▶ Required task: Duplicate the records starting at the line containing "Patent image size: (688, 373)." and continuing through the end of the records, keeping every line identical.

▶ Dataset excerpts:

________________

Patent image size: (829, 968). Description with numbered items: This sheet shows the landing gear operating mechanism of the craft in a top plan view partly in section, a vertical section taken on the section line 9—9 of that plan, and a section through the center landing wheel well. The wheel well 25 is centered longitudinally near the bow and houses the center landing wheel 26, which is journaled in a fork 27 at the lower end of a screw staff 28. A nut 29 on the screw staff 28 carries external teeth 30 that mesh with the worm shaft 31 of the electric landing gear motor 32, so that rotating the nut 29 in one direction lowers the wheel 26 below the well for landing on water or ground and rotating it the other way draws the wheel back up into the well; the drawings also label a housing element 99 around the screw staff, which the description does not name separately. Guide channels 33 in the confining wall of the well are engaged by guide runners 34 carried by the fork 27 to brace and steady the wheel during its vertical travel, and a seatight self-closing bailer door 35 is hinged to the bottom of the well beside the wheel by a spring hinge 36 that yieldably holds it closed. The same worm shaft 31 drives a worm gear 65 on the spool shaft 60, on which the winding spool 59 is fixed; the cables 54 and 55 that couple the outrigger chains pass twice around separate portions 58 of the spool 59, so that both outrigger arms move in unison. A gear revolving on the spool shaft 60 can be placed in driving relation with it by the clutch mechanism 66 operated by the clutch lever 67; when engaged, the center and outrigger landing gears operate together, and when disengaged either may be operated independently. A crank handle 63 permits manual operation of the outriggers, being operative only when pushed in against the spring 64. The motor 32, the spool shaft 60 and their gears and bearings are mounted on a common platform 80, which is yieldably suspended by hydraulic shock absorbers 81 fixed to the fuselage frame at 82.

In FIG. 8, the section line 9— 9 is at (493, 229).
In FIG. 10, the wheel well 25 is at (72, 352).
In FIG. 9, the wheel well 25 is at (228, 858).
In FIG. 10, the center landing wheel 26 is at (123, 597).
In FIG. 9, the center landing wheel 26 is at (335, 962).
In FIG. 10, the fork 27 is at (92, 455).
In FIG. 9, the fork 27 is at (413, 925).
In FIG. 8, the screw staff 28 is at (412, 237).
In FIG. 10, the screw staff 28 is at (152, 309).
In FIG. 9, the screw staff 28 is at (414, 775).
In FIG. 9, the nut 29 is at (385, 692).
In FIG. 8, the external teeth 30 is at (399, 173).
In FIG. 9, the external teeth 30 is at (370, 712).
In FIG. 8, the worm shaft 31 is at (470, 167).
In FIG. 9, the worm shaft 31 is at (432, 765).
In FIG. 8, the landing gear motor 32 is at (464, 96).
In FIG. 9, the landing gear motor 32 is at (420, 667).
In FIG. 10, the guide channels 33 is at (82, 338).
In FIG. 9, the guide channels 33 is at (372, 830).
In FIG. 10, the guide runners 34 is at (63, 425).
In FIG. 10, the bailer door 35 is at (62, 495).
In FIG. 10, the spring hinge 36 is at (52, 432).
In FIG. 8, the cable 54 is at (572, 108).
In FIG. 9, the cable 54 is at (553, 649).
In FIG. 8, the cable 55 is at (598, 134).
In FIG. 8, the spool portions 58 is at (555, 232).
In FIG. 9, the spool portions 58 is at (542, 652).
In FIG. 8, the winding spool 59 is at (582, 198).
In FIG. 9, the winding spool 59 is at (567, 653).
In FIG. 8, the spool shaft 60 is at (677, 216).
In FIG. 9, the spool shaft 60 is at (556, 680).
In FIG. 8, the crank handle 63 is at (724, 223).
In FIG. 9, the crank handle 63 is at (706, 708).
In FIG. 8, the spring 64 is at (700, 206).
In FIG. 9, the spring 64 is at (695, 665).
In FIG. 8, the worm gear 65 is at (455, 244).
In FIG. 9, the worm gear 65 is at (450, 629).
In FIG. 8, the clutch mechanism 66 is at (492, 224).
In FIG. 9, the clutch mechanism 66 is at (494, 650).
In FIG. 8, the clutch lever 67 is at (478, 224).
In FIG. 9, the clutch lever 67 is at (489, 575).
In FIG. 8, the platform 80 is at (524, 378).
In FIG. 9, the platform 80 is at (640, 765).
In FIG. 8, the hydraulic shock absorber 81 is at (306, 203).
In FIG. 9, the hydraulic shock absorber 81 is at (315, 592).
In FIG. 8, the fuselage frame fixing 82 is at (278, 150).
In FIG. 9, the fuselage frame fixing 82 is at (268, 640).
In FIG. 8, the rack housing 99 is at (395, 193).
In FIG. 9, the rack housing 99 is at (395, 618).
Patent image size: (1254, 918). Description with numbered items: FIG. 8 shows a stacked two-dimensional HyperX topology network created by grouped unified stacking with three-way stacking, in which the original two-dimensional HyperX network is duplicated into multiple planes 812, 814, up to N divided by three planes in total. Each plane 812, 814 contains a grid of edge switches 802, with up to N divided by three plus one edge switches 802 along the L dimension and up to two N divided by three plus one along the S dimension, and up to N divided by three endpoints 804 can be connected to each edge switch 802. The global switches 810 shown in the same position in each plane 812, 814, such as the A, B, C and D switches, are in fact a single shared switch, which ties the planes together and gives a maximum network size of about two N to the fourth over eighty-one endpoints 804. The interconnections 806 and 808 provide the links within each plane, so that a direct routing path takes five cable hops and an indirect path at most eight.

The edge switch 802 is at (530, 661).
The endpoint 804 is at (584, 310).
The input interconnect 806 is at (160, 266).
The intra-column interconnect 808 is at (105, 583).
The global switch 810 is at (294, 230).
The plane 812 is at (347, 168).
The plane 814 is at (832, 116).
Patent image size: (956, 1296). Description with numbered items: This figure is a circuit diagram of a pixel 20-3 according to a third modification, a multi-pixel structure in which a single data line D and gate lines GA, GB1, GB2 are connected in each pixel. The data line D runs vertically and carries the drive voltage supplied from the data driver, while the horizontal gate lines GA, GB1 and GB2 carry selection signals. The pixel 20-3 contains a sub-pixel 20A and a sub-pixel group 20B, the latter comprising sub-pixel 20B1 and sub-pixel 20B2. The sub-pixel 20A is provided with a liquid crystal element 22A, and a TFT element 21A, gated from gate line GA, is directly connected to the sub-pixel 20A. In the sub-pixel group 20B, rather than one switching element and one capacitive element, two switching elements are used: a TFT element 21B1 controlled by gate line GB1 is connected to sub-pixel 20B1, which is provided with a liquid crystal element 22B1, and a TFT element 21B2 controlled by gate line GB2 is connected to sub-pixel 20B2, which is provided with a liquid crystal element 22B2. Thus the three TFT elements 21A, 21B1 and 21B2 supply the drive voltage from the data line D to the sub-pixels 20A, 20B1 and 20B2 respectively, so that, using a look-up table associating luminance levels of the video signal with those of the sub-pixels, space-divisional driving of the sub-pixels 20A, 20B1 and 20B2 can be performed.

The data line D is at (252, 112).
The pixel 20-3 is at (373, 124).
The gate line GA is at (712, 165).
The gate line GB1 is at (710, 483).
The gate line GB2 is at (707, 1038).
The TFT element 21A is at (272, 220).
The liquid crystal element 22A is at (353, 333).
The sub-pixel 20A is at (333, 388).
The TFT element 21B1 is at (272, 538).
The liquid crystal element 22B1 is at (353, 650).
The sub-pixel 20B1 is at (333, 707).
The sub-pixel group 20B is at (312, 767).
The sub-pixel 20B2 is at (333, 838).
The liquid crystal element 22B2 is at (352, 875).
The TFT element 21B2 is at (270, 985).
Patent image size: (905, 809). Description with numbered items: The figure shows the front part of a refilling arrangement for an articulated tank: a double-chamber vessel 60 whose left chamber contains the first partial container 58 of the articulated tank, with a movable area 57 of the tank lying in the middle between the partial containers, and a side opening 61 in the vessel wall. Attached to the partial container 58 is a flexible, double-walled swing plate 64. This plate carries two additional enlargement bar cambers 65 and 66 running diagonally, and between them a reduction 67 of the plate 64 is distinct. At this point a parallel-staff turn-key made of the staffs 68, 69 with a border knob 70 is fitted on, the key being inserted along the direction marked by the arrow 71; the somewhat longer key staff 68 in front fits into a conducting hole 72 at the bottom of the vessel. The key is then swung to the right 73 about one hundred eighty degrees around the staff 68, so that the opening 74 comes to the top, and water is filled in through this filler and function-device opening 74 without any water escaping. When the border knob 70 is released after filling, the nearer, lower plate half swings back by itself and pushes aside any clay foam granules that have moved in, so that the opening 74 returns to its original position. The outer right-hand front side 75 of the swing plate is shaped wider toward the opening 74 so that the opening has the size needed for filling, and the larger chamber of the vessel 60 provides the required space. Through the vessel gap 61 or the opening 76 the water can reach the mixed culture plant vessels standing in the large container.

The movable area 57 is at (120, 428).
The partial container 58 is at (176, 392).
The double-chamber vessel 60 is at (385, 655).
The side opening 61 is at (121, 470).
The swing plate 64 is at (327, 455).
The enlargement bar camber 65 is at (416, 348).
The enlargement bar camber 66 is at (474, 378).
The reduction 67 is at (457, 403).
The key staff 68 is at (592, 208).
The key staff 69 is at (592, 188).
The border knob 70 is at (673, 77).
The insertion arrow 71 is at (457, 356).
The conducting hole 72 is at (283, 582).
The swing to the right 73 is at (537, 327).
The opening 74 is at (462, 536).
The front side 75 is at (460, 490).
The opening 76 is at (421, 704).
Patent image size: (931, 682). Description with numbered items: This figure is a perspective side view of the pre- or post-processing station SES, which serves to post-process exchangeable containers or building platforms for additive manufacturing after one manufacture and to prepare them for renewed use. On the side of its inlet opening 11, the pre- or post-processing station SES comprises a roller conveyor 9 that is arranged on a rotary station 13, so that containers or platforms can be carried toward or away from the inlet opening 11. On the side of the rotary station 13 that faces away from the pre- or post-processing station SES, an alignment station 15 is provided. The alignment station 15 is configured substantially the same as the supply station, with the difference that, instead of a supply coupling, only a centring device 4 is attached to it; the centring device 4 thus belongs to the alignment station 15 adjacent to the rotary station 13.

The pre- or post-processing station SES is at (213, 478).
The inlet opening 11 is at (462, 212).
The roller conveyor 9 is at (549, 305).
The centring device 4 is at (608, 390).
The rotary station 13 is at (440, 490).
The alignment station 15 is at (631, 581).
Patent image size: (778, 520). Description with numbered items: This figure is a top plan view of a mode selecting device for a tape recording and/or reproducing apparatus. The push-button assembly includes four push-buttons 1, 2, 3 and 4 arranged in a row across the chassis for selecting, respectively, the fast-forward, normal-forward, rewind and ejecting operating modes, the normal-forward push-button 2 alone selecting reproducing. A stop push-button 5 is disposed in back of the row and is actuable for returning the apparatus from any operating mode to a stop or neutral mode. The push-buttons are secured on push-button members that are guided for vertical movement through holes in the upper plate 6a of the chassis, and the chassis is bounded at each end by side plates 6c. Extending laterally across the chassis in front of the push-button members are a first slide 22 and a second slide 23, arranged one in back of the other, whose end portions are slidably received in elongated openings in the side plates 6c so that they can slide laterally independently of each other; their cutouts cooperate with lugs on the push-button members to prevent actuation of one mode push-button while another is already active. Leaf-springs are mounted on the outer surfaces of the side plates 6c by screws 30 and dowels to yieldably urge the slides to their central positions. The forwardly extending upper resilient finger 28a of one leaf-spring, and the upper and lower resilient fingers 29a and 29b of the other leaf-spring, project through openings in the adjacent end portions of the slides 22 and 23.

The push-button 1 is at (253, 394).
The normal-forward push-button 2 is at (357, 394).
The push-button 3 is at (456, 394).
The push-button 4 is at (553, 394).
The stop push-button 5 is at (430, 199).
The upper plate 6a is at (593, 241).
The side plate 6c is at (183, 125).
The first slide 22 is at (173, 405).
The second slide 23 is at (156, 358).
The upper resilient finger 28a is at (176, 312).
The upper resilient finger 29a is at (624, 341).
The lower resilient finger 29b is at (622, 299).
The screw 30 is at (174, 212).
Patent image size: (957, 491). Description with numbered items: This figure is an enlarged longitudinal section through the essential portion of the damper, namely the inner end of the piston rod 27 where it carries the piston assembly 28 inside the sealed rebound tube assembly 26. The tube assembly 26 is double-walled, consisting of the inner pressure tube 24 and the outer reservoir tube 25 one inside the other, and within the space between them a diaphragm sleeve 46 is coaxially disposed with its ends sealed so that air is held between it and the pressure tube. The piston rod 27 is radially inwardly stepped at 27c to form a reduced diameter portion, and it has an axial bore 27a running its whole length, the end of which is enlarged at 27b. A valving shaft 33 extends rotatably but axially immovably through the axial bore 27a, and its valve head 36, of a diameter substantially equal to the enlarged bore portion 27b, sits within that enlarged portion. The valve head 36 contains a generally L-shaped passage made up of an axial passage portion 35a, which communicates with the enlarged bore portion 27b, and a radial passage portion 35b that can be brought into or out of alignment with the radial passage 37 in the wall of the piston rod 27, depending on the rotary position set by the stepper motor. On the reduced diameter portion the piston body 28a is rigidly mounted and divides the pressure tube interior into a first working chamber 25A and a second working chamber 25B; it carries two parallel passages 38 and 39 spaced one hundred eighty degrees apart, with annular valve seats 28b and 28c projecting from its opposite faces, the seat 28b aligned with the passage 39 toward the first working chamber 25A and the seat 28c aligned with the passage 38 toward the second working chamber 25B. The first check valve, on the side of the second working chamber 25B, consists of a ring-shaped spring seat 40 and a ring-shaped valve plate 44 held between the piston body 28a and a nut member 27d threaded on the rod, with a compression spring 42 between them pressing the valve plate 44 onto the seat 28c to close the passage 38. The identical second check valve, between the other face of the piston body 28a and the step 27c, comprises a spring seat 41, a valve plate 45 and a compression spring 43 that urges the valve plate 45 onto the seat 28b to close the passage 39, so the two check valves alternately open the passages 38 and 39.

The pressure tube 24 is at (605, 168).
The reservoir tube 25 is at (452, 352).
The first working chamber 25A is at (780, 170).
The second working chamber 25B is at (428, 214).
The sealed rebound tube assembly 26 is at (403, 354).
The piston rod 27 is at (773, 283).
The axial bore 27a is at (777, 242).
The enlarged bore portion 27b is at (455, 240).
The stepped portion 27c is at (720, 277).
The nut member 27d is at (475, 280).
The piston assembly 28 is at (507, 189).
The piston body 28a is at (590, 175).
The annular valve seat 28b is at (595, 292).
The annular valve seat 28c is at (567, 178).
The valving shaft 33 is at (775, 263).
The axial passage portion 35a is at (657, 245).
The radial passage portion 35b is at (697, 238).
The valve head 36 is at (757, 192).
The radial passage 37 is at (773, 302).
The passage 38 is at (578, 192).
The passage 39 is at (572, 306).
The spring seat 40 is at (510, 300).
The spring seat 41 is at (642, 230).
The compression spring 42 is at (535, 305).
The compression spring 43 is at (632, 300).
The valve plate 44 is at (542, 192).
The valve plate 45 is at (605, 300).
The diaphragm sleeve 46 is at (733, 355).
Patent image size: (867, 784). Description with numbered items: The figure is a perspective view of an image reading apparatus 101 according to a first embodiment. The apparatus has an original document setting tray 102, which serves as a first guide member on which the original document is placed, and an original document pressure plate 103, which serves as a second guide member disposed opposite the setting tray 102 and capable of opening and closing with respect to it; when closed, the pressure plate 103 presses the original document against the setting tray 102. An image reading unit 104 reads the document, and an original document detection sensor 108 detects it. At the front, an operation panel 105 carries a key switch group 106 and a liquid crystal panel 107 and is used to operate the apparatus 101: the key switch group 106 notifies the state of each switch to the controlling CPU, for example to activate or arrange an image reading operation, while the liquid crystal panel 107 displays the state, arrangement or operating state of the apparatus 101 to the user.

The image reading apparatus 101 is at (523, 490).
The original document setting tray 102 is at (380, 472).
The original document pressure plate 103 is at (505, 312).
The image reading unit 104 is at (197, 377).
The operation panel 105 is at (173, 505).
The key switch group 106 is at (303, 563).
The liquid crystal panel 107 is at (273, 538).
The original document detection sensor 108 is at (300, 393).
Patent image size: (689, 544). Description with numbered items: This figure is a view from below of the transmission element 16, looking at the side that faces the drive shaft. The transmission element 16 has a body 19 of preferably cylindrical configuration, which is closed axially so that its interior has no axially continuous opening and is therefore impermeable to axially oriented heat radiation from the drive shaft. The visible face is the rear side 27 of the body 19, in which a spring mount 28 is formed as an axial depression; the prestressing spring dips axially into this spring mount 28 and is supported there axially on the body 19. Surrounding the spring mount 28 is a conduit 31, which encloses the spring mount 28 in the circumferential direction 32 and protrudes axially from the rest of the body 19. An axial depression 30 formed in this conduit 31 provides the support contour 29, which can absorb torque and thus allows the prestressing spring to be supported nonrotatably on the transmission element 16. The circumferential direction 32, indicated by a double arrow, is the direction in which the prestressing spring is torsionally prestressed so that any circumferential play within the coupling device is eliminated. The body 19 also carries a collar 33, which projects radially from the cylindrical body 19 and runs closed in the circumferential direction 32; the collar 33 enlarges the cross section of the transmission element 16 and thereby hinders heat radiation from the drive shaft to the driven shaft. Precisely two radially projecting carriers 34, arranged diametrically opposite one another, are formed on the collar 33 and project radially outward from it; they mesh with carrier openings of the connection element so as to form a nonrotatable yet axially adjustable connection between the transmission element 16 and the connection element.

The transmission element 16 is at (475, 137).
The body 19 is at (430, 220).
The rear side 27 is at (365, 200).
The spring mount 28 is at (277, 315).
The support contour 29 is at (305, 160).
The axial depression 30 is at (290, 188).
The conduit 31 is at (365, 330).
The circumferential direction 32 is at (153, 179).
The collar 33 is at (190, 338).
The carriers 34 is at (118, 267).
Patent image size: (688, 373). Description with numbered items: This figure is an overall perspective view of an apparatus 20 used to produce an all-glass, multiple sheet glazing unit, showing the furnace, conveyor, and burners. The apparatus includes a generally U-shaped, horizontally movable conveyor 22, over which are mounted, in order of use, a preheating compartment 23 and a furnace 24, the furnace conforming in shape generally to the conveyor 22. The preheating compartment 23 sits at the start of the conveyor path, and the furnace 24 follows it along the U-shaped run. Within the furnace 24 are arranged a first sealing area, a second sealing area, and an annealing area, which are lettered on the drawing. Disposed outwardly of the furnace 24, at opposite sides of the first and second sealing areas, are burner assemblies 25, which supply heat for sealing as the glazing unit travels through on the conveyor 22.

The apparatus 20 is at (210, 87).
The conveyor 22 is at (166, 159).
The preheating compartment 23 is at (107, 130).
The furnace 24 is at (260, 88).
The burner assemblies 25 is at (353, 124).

________________

▶ Exercise result:
Patent image size: (688, 373). Description with numbered items: This figure is an overall perspective view of an apparatus 20 used to produce an all-glass, multiple sheet glazing unit, showing the furnace, conveyor, and burners. The apparatus includes a generally U-shaped, horizontally movable conveyor 22, over which are mounted, in order of use, a preheating compartment 23 and a furnace 24, the furnace conforming in shape generally to the conveyor 22. The preheating compartment 23 sits at the start of the conveyor path, and the furnace 24 follows it along the U-shaped run. Within the furnace 24 are arranged a first sealing area, a second sealing area, and an annealing area, which are lettered on the drawing. Disposed outwardly of the furnace 24, at opposite sides of the first and second sealing areas, are burner assemblies 25, which supply heat for sealing as the glazing unit travels through on the conveyor 22.

The apparatus 20 is at (210, 87).
The conveyor 22 is at (166, 159).
The preheating compartment 23 is at (107, 130).
The furnace 24 is at (260, 88).
The burner assemblies 25 is at (353, 124).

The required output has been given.